• _SET EXERCISE_: Go through the listing and write out all of it exactly.

[ITEMS start]

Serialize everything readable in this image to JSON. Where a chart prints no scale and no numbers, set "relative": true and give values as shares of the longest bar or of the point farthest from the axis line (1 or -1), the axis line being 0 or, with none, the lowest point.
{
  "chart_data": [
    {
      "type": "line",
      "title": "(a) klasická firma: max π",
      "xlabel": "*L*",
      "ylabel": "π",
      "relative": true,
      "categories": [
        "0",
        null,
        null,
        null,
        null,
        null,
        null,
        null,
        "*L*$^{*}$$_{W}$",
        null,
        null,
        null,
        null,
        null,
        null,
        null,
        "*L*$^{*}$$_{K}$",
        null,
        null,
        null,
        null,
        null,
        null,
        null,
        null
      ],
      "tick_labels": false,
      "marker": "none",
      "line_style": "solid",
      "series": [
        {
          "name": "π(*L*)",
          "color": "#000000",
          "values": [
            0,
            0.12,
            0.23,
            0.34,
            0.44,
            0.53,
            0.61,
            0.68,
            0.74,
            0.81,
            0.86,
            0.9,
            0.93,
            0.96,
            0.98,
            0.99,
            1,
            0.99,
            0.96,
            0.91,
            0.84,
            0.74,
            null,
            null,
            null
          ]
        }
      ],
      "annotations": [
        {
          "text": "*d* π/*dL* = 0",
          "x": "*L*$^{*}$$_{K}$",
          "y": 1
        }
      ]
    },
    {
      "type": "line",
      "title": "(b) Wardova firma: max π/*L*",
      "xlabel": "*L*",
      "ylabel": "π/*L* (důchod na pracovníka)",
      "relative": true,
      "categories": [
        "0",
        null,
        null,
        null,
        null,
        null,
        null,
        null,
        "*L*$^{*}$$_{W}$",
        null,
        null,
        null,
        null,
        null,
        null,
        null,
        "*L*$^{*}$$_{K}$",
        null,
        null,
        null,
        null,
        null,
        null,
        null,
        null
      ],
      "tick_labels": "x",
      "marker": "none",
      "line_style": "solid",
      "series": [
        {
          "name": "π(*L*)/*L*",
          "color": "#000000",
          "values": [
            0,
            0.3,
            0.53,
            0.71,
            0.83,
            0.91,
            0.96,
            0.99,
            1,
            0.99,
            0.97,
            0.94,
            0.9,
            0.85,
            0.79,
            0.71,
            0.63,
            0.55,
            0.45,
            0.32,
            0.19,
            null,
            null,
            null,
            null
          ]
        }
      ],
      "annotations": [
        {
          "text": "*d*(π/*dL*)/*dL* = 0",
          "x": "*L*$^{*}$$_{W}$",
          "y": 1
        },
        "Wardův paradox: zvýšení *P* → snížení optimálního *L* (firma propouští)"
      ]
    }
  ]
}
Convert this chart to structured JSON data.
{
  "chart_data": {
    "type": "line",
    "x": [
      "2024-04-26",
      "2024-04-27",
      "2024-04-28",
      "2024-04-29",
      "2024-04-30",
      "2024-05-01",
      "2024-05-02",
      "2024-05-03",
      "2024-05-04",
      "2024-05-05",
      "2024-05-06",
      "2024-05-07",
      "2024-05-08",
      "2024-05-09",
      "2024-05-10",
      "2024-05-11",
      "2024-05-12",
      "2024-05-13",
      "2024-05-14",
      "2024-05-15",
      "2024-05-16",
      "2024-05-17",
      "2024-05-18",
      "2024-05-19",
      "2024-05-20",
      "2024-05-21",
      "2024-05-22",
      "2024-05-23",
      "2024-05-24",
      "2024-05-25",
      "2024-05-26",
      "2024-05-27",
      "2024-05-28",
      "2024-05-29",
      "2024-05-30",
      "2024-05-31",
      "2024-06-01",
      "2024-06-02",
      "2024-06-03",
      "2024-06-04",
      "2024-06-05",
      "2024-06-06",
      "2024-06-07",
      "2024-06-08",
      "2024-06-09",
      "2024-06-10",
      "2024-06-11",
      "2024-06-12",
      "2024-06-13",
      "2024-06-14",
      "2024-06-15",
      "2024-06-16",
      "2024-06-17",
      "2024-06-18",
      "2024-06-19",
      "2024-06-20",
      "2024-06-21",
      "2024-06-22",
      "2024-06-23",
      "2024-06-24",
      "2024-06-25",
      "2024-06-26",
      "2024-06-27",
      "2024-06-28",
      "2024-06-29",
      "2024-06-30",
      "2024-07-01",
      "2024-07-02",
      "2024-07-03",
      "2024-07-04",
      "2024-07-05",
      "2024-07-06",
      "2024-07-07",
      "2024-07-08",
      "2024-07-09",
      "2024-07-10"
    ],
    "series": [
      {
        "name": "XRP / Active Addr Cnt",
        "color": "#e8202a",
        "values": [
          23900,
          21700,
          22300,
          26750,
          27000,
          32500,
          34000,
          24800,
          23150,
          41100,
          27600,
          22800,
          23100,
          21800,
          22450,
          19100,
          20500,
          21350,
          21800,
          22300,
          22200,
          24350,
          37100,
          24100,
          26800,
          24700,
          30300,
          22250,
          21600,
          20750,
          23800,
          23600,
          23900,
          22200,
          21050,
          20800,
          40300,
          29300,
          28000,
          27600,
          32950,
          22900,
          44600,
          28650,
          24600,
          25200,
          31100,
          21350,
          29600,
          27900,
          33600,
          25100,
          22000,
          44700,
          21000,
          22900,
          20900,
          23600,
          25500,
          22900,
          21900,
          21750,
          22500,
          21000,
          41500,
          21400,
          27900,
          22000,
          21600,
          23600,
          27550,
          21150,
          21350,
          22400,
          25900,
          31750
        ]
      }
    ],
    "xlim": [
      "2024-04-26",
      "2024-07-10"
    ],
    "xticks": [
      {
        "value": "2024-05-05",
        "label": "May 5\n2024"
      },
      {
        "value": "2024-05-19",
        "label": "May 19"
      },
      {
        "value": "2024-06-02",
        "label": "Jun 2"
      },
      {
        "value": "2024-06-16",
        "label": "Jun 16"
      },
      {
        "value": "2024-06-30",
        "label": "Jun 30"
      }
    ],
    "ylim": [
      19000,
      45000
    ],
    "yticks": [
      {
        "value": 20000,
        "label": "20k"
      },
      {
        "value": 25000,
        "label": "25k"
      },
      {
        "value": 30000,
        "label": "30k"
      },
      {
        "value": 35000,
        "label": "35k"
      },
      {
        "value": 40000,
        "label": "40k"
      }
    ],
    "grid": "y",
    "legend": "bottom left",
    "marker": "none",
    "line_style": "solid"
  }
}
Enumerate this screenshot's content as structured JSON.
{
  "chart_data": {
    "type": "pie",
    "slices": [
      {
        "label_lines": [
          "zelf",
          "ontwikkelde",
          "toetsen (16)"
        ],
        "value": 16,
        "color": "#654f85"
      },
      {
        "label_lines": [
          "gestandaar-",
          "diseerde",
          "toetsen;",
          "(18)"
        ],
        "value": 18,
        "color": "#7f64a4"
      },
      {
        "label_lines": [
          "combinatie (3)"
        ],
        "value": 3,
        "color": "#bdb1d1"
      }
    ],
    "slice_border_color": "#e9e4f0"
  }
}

[ITEMS end]

• _TASK RESPONSE_:
Serialize everything readable in this image to JSON. Where a chart prints no scale and no numbers, set "relative": true and give values as shares of the longest bar or of the point farthest from the axis line (1 or -1), the axis line being 0 or, with none, the lowest point.
{
  "chart_data": [
    {
      "type": "line",
      "title": "(a) klasická firma: max π",
      "xlabel": "*L*",
      "ylabel": "π",
      "relative": true,
      "categories": [
        "0",
        null,
        null,
        null,
        null,
        null,
        null,
        null,
        "*L*$^{*}$$_{W}$",
        null,
        null,
        null,
        null,
        null,
        null,
        null,
        "*L*$^{*}$$_{K}$",
        null,
        null,
        null,
        null,
        null,
        null,
        null,
        null
      ],
      "tick_labels": false,
      "marker": "none",
      "line_style": "solid",
      "series": [
        {
          "name": "π(*L*)",
          "color": "#000000",
          "values": [
            0,
            0.12,
            0.23,
            0.34,
            0.44,
            0.53,
            0.61,
            0.68,
            0.74,
            0.81,
            0.86,
            0.9,
            0.93,
            0.96,
            0.98,
            0.99,
            1,
            0.99,
            0.96,
            0.91,
            0.84,
            0.74,
            null,
            null,
            null
          ]
        }
      ],
      "annotations": [
        {
          "text": "*d* π/*dL* = 0",
          "x": "*L*$^{*}$$_{K}$",
          "y": 1
        }
      ]
    },
    {
      "type": "line",
      "title": "(b) Wardova firma: max π/*L*",
      "xlabel": "*L*",
      "ylabel": "π/*L* (důchod na pracovníka)",
      "relative": true,
      "categories": [
        "0",
        null,
        null,
        null,
        null,
        null,
        null,
        null,
        "*L*$^{*}$$_{W}$",
        null,
        null,
        null,
        null,
        null,
        null,
        null,
        "*L*$^{*}$$_{K}$",
        null,
        null,
        null,
        null,
        null,
        null,
        null,
        null
      ],
      "tick_labels": "x",
      "marker": "none",
      "line_style": "solid",
      "series": [
        {
          "name": "π(*L*)/*L*",
          "color": "#000000",
          "values": [
            0,
            0.3,
            0.53,
            0.71,
            0.83,
            0.91,
            0.96,
            0.99,
            1,
            0.99,
            0.97,
            0.94,
            0.9,
            0.85,
            0.79,
            0.71,
            0.63,
            0.55,
            0.45,
            0.32,
            0.19,
            null,
            null,
            null,
            null
          ]
        }
      ],
      "annotations": [
        {
          "text": "*d*(π/*dL*)/*dL* = 0",
          "x": "*L*$^{*}$$_{W}$",
          "y": 1
        },
        "Wardův paradox: zvýšení *P* → snížení optimálního *L* (firma propouští)"
      ]
    }
  ]
}
Convert this chart to structured JSON data.
{
  "chart_data": {
    "type": "line",
    "x": [
      "2024-04-26",
      "2024-04-27",
      "2024-04-28",
      "2024-04-29",
      "2024-04-30",
      "2024-05-01",
      "2024-05-02",
      "2024-05-03",
      "2024-05-04",
      "2024-05-05",
      "2024-05-06",
      "2024-05-07",
      "2024-05-08",
      "2024-05-09",
      "2024-05-10",
      "2024-05-11",
      "2024-05-12",
      "2024-05-13",
      "2024-05-14",
      "2024-05-15",
      "2024-05-16",
      "2024-05-17",
      "2024-05-18",
      "2024-05-19",
      "2024-05-20",
      "2024-05-21",
      "2024-05-22",
      "2024-05-23",
      "2024-05-24",
      "2024-05-25",
      "2024-05-26",
      "2024-05-27",
      "2024-05-28",
      "2024-05-29",
      "2024-05-30",
      "2024-05-31",
      "2024-06-01",
      "2024-06-02",
      "2024-06-03",
      "2024-06-04",
      "2024-06-05",
      "2024-06-06",
      "2024-06-07",
      "2024-06-08",
      "2024-06-09",
      "2024-06-10",
      "2024-06-11",
      "2024-06-12",
      "2024-06-13",
      "2024-06-14",
      "2024-06-15",
      "2024-06-16",
      "2024-06-17",
      "2024-06-18",
      "2024-06-19",
      "2024-06-20",
      "2024-06-21",
      "2024-06-22",
      "2024-06-23",
      "2024-06-24",
      "2024-06-25",
      "2024-06-26",
      "2024-06-27",
      "2024-06-28",
      "2024-06-29",
      "2024-06-30",
      "2024-07-01",
      "2024-07-02",
      "2024-07-03",
      "2024-07-04",
      "2024-07-05",
      "2024-07-06",
      "2024-07-07",
      "2024-07-08",
      "2024-07-09",
      "2024-07-10"
    ],
    "series": [
      {
        "name": "XRP / Active Addr Cnt",
        "color": "#e8202a",
        "values": [
          23900,
          21700,
          22300,
          26750,
          27000,
          32500,
          34000,
          24800,
          23150,
          41100,
          27600,
          22800,
          23100,
          21800,
          22450,
          19100,
          20500,
          21350,
          21800,
          22300,
          22200,
          24350,
          37100,
          24100,
          26800,
          24700,
          30300,
          22250,
          21600,
          20750,
          23800,
          23600,
          23900,
          22200,
          21050,
          20800,
          40300,
          29300,
          28000,
          27600,
          32950,
          22900,
          44600,
          28650,
          24600,
          25200,
          31100,
          21350,
          29600,
          27900,
          33600,
          25100,
          22000,
          44700,
          21000,
          22900,
          20900,
          23600,
          25500,
          22900,
          21900,
          21750,
          22500,
          21000,
          41500,
          21400,
          27900,
          22000,
          21600,
          23600,
          27550,
          21150,
          21350,
          22400,
          25900,
          31750
        ]
      }
    ],
    "xlim": [
      "2024-04-26",
      "2024-07-10"
    ],
    "xticks": [
      {
        "value": "2024-05-05",
        "label": "May 5\n2024"
      },
      {
        "value": "2024-05-19",
        "label": "May 19"
      },
      {
        "value": "2024-06-02",
        "label": "Jun 2"
      },
      {
        "value": "2024-06-16",
        "label": "Jun 16"
      },
      {
        "value": "2024-06-30",
        "label": "Jun 30"
      }
    ],
    "ylim": [
      19000,
      45000
    ],
    "yticks": [
      {
        "value": 20000,
        "label": "20k"
      },
      {
        "value": 25000,
        "label": "25k"
      },
      {
        "value": 30000,
        "label": "30k"
      },
      {
        "value": 35000,
        "label": "35k"
      },
      {
        "value": 40000,
        "label": "40k"
      }
    ],
    "grid": "y",
    "legend": "bottom left",
    "marker": "none",
    "line_style": "solid"
  }
}
Enumerate this screenshot's content as structured JSON.
{
  "chart_data": {
    "type": "pie",
    "slices": [
      {
        "label_lines": [
          "zelf",
          "ontwikkelde",
          "toetsen (16)"
        ],
        "value": 16,
        "color": "#654f85"
      },
      {
        "label_lines": [
          "gestandaar-",
          "diseerde",
          "toetsen;",
          "(18)"
        ],
        "value": 18,
        "color": "#7f64a4"
      },
      {
        "label_lines": [
          "combinatie (3)"
        ],
        "value": 3,
        "color": "#bdb1d1"
      }
    ],
    "slice_border_color": "#e9e4f0"
  }
}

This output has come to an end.